Pictures appear in the records below; write out everything else exactly.
======== Record excerpts
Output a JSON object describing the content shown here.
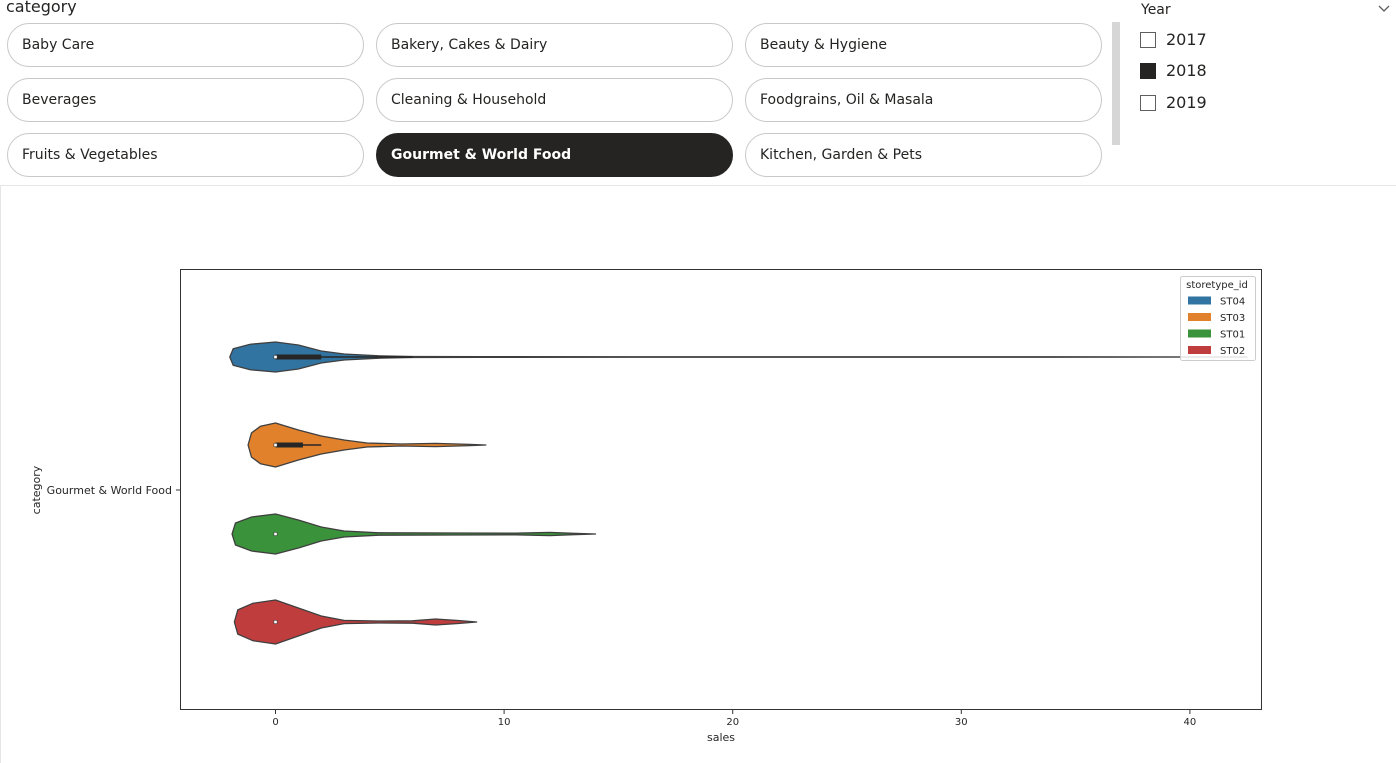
{
  "slicer_category": {
    "title": "category",
    "items": [
      {
        "label": "Baby Care",
        "selected": false
      },
      {
        "label": "Bakery, Cakes & Dairy",
        "selected": false
      },
      {
        "label": "Beauty & Hygiene",
        "selected": false
      },
      {
        "label": "Beverages",
        "selected": false
      },
      {
        "label": "Cleaning & Household",
        "selected": false
      },
      {
        "label": "Foodgrains, Oil & Masala",
        "selected": false
      },
      {
        "label": "Fruits & Vegetables",
        "selected": false
      },
      {
        "label": "Gourmet & World Food",
        "selected": true
      },
      {
        "label": "Kitchen, Garden & Pets",
        "selected": false
      }
    ]
  },
  "slicer_year": {
    "title": "Year",
    "dropdown_icon": "chevron-down-icon",
    "items": [
      {
        "label": "2017",
        "checked": false
      },
      {
        "label": "2018",
        "checked": true
      },
      {
        "label": "2019",
        "checked": false
      }
    ]
  },
  "chart_data": {
    "type": "violin",
    "orientation": "horizontal",
    "categories": [
      "Gourmet & World Food"
    ],
    "xlabel": "sales",
    "ylabel": "category",
    "xlim": [
      -4.2,
      43
    ],
    "xticks": [
      0,
      10,
      20,
      30,
      40
    ],
    "legend": {
      "title": "storetype_id",
      "placement": "top-right"
    },
    "series": [
      {
        "name": "ST04",
        "color": "#3274a1",
        "min": -2,
        "max": 42.5,
        "median": 0,
        "q1": 0,
        "q3": 2,
        "whisker_high": 6
      },
      {
        "name": "ST03",
        "color": "#e1812c",
        "min": -1.2,
        "max": 9.2,
        "median": 0,
        "q1": 0,
        "q3": 1.2,
        "whisker_high": 2
      },
      {
        "name": "ST01",
        "color": "#3a923a",
        "min": -1.9,
        "max": 14,
        "median": 0,
        "q1": 0,
        "q3": 0,
        "whisker_high": 0
      },
      {
        "name": "ST02",
        "color": "#c03d3e",
        "min": -1.8,
        "max": 8.8,
        "median": 0,
        "q1": 0,
        "q3": 0,
        "whisker_high": 0
      }
    ]
  }
}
================
**Reply**
Output a JSON object describing the content shown here.
{
  "slicer_category": {
    "title": "category",
    "items": [
      {
        "label": "Baby Care",
        "selected": false
      },
      {
        "label": "Bakery, Cakes & Dairy",
        "selected": false
      },
      {
        "label": "Beauty & Hygiene",
        "selected": false
      },
      {
        "label": "Beverages",
        "selected": false
      },
      {
        "label": "Cleaning & Household",
        "selected": false
      },
      {
        "label": "Foodgrains, Oil & Masala",
        "selected": false
      },
      {
        "label": "Fruits & Vegetables",
        "selected": false
      },
      {
        "label": "Gourmet & World Food",
        "selected": true
      },
      {
        "label": "Kitchen, Garden & Pets",
        "selected": false
      }
    ]
  },
  "slicer_year": {
    "title": "Year",
    "dropdown_icon": "chevron-down-icon",
    "items": [
      {
        "label": "2017",
        "checked": false
      },
      {
        "label": "2018",
        "checked": true
      },
      {
        "label": "2019",
        "checked": false
      }
    ]
  },
  "chart_data": {
    "type": "violin",
    "orientation": "horizontal",
    "categories": [
      "Gourmet & World Food"
    ],
    "xlabel": "sales",
    "ylabel": "category",
    "xlim": [
      -4.2,
      43
    ],
    "xticks": [
      0,
      10,
      20,
      30,
      40
    ],
    "legend": {
      "title": "storetype_id",
      "placement": "top-right"
    },
    "series": [
      {
        "name": "ST04",
        "color": "#3274a1",
        "min": -2,
        "max": 42.5,
        "median": 0,
        "q1": 0,
        "q3": 2,
        "whisker_high": 6
      },
      {
        "name": "ST03",
        "color": "#e1812c",
        "min": -1.2,
        "max": 9.2,
        "median": 0,
        "q1": 0,
        "q3": 1.2,
        "whisker_high": 2
      },
      {
        "name": "ST01",
        "color": "#3a923a",
        "min": -1.9,
        "max": 14,
        "median": 0,
        "q1": 0,
        "q3": 0,
        "whisker_high": 0
      },
      {
        "name": "ST02",
        "color": "#c03d3e",
        "min": -1.8,
        "max": 8.8,
        "median": 0,
        "q1": 0,
        "q3": 0,
        "whisker_high": 0
      }
    ]
  }
}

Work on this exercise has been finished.